### TO DO
In the entries below, find the lines that contain the word "Zonneschijn" and copy them.

### GIVEN DATA

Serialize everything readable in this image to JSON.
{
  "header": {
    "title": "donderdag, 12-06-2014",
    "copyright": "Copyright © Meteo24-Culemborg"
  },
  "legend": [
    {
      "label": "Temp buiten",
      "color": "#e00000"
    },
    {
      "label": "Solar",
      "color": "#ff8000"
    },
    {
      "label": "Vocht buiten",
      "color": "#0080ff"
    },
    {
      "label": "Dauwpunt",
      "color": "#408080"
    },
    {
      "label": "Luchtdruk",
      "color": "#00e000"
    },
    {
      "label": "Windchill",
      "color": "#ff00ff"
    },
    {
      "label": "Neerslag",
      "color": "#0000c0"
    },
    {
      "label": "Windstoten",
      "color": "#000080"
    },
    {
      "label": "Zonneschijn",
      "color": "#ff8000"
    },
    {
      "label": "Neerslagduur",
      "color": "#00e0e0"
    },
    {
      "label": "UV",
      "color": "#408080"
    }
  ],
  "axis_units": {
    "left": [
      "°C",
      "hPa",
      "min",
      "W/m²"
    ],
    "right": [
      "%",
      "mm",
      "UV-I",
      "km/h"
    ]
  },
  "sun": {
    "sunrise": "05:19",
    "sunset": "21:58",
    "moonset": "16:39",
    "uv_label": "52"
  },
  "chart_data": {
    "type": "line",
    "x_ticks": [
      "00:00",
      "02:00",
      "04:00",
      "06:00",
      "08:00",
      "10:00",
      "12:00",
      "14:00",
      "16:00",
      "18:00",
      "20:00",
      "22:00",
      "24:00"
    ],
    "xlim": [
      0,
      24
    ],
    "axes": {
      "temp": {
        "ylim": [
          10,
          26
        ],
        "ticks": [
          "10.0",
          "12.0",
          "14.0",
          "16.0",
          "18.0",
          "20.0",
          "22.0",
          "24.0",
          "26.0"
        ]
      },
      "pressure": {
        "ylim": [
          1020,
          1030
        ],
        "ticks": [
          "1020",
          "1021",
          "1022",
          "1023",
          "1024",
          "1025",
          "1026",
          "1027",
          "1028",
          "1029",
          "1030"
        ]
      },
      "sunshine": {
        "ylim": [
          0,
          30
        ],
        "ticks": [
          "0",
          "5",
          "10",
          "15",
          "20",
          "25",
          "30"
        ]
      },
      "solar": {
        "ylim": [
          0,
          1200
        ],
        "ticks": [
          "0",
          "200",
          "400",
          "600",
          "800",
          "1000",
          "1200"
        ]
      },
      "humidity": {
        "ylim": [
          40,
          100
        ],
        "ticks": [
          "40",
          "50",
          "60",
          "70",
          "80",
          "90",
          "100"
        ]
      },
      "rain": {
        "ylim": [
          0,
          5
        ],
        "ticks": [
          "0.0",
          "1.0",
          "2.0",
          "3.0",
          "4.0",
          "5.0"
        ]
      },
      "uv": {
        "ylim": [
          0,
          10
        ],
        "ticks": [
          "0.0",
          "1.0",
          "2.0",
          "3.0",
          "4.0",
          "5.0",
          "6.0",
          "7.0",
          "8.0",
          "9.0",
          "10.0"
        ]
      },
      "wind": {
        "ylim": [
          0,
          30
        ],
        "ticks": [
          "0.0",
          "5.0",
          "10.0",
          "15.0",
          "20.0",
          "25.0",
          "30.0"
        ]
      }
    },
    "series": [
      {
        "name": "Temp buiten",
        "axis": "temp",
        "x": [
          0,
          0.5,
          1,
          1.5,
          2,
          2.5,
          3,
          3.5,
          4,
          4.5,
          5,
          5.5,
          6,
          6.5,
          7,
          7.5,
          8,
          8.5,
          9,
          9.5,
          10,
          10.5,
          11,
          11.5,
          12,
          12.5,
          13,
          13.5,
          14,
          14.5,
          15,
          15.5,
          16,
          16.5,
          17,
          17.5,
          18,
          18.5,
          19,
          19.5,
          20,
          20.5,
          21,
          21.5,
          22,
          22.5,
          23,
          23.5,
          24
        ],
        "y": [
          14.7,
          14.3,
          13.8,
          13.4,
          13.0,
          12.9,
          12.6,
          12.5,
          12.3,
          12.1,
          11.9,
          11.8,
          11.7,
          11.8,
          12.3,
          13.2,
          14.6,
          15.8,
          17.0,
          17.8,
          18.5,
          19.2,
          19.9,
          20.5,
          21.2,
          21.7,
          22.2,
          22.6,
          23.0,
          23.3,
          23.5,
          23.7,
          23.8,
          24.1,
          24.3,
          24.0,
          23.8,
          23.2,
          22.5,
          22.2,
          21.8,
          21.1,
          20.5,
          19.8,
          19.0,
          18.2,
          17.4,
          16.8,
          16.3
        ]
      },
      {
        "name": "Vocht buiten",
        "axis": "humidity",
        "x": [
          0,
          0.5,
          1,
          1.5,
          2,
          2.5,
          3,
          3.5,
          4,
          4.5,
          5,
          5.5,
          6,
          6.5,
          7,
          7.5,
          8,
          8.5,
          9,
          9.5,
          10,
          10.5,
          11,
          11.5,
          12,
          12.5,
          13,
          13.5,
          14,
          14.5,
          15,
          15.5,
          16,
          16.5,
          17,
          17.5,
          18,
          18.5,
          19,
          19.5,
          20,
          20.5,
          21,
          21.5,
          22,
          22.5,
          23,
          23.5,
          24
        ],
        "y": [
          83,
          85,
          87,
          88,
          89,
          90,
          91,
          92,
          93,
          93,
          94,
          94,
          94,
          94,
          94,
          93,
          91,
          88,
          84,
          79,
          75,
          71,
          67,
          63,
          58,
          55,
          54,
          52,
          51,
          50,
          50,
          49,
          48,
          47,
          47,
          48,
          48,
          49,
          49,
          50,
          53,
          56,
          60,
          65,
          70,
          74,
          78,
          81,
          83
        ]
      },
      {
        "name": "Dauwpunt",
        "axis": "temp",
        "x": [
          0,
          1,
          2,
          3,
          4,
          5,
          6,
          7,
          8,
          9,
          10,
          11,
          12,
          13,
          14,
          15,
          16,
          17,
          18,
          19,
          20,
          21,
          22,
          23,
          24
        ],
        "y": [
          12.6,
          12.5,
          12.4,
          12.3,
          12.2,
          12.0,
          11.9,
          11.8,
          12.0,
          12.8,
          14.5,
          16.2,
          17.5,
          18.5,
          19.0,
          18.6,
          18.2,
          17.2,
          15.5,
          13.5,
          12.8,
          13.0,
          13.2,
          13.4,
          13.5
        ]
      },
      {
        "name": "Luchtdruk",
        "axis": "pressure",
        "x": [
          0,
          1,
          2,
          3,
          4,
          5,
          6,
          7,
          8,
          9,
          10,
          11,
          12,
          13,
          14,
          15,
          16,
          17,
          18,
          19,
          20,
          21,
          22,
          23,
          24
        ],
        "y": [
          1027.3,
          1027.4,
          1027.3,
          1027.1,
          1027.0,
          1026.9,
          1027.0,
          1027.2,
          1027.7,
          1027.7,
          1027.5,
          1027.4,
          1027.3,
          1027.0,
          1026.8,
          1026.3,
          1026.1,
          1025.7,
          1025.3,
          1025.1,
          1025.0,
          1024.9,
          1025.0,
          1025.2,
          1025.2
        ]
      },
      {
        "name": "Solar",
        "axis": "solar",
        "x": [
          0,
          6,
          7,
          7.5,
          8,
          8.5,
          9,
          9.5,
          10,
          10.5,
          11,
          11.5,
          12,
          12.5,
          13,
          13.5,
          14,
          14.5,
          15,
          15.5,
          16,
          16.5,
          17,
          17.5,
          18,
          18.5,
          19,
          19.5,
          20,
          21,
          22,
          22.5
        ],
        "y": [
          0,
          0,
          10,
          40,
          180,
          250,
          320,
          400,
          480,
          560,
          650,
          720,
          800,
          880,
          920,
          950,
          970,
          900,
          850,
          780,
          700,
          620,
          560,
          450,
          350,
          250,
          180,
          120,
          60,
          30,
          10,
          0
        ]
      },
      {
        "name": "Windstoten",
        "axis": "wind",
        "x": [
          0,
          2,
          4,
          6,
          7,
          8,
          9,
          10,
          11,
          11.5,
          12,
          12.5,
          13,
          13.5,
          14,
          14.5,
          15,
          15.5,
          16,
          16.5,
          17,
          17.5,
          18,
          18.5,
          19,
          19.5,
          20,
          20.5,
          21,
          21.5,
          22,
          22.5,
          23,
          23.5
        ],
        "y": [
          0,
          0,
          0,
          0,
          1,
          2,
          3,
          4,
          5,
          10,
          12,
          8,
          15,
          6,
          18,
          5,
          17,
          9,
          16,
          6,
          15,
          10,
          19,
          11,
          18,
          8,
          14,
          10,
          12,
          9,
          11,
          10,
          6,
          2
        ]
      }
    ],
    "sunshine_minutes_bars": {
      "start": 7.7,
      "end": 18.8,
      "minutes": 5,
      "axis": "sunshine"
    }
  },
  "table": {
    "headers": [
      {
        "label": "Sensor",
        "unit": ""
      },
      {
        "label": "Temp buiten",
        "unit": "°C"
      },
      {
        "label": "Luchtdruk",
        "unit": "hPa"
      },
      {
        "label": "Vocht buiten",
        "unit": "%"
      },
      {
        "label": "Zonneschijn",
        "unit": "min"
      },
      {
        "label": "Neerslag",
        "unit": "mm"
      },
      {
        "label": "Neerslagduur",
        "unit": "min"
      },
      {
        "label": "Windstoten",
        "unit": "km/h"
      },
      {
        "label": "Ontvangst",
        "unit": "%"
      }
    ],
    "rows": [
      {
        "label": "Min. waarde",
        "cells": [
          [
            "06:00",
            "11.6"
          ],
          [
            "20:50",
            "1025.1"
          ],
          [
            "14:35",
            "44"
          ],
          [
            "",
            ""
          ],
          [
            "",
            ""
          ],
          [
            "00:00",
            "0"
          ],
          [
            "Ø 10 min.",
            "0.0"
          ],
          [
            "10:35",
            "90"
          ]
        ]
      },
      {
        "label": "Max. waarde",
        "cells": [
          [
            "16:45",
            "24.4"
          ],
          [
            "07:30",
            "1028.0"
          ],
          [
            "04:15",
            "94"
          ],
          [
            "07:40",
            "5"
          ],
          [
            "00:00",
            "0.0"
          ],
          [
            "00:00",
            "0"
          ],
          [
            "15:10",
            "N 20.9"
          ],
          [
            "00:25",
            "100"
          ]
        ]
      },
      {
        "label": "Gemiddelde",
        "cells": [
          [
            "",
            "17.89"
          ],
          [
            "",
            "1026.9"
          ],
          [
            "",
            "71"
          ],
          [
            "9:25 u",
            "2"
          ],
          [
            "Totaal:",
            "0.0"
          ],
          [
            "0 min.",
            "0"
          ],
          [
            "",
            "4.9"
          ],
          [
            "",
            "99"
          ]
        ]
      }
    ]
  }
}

### WORKED SOLUTION
      "label": "Zonneschijn",
        "label": "Zonneschijn",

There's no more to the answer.